#### WORKING DATA ####

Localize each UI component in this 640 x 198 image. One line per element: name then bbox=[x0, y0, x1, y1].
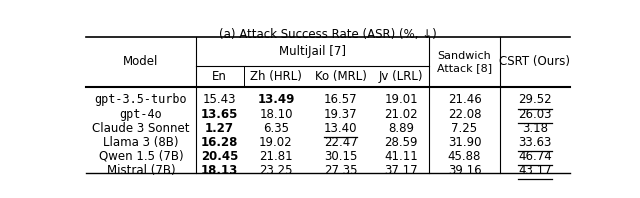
Text: CSRT (Ours): CSRT (Ours) bbox=[499, 55, 570, 68]
Text: 6.35: 6.35 bbox=[263, 122, 289, 135]
Text: 8.89: 8.89 bbox=[388, 122, 414, 135]
Text: 29.52: 29.52 bbox=[518, 93, 552, 107]
Text: Zh (HRL): Zh (HRL) bbox=[250, 70, 302, 83]
Text: 19.01: 19.01 bbox=[385, 93, 418, 107]
Text: 21.46: 21.46 bbox=[447, 93, 481, 107]
Text: 39.16: 39.16 bbox=[448, 164, 481, 177]
Text: gpt-4o: gpt-4o bbox=[120, 108, 162, 121]
Text: Sandwich
Attack [8]: Sandwich Attack [8] bbox=[437, 51, 492, 73]
Text: 3.18: 3.18 bbox=[522, 122, 548, 135]
Text: 21.81: 21.81 bbox=[259, 150, 292, 163]
Text: 27.35: 27.35 bbox=[324, 164, 357, 177]
Text: 26.03: 26.03 bbox=[518, 108, 552, 121]
Text: Model: Model bbox=[123, 55, 159, 68]
Text: 22.08: 22.08 bbox=[448, 108, 481, 121]
Text: 31.90: 31.90 bbox=[448, 136, 481, 148]
Text: 13.65: 13.65 bbox=[201, 108, 238, 121]
Text: En: En bbox=[212, 70, 227, 83]
Text: (a) Attack Success Rate (ASR) (%, ↓): (a) Attack Success Rate (ASR) (%, ↓) bbox=[219, 28, 437, 41]
Text: 1.27: 1.27 bbox=[205, 122, 234, 135]
Text: 18.10: 18.10 bbox=[259, 108, 292, 121]
Text: Jv (LRL): Jv (LRL) bbox=[379, 70, 424, 83]
Text: 30.15: 30.15 bbox=[324, 150, 357, 163]
Text: 45.88: 45.88 bbox=[448, 150, 481, 163]
Text: 28.59: 28.59 bbox=[385, 136, 418, 148]
Text: 13.49: 13.49 bbox=[257, 93, 294, 107]
Text: Qwen 1.5 (7B): Qwen 1.5 (7B) bbox=[99, 150, 183, 163]
Text: 46.74: 46.74 bbox=[518, 150, 552, 163]
Text: Claude 3 Sonnet: Claude 3 Sonnet bbox=[92, 122, 189, 135]
Text: 20.45: 20.45 bbox=[201, 150, 238, 163]
Text: 16.28: 16.28 bbox=[201, 136, 238, 148]
Text: Ko (MRL): Ko (MRL) bbox=[315, 70, 367, 83]
Text: 18.13: 18.13 bbox=[201, 164, 238, 177]
Text: 21.02: 21.02 bbox=[385, 108, 418, 121]
Text: 13.40: 13.40 bbox=[324, 122, 357, 135]
Text: 37.17: 37.17 bbox=[385, 164, 418, 177]
Text: 19.02: 19.02 bbox=[259, 136, 292, 148]
Text: 43.17: 43.17 bbox=[518, 164, 552, 177]
Text: 23.25: 23.25 bbox=[259, 164, 292, 177]
Text: 15.43: 15.43 bbox=[203, 93, 236, 107]
Text: MultiJail [7]: MultiJail [7] bbox=[279, 45, 346, 58]
Text: gpt-3.5-turbo: gpt-3.5-turbo bbox=[95, 93, 187, 107]
Text: 33.63: 33.63 bbox=[518, 136, 552, 148]
Text: 22.47: 22.47 bbox=[324, 136, 358, 148]
Text: 16.57: 16.57 bbox=[324, 93, 358, 107]
Text: Mistral (7B): Mistral (7B) bbox=[106, 164, 175, 177]
Text: Llama 3 (8B): Llama 3 (8B) bbox=[103, 136, 179, 148]
Text: 41.11: 41.11 bbox=[384, 150, 418, 163]
Text: 7.25: 7.25 bbox=[451, 122, 477, 135]
Text: 19.37: 19.37 bbox=[324, 108, 358, 121]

####

# WHAT NEEDS TO BE DONE
Repeat the lines of the records above word for word, from the line with "Text: CSRT (Ours): CSRT" to the line with "Text: Zh (HRL): Zh", both included.

# EXERCISE RESULT
Text: CSRT (Ours): CSRT (Ours) bbox=[499, 55, 570, 68]
Text: 6.35: 6.35 bbox=[263, 122, 289, 135]
Text: 8.89: 8.89 bbox=[388, 122, 414, 135]
Text: 29.52: 29.52 bbox=[518, 93, 552, 107]
Text: Zh (HRL): Zh (HRL) bbox=[250, 70, 302, 83]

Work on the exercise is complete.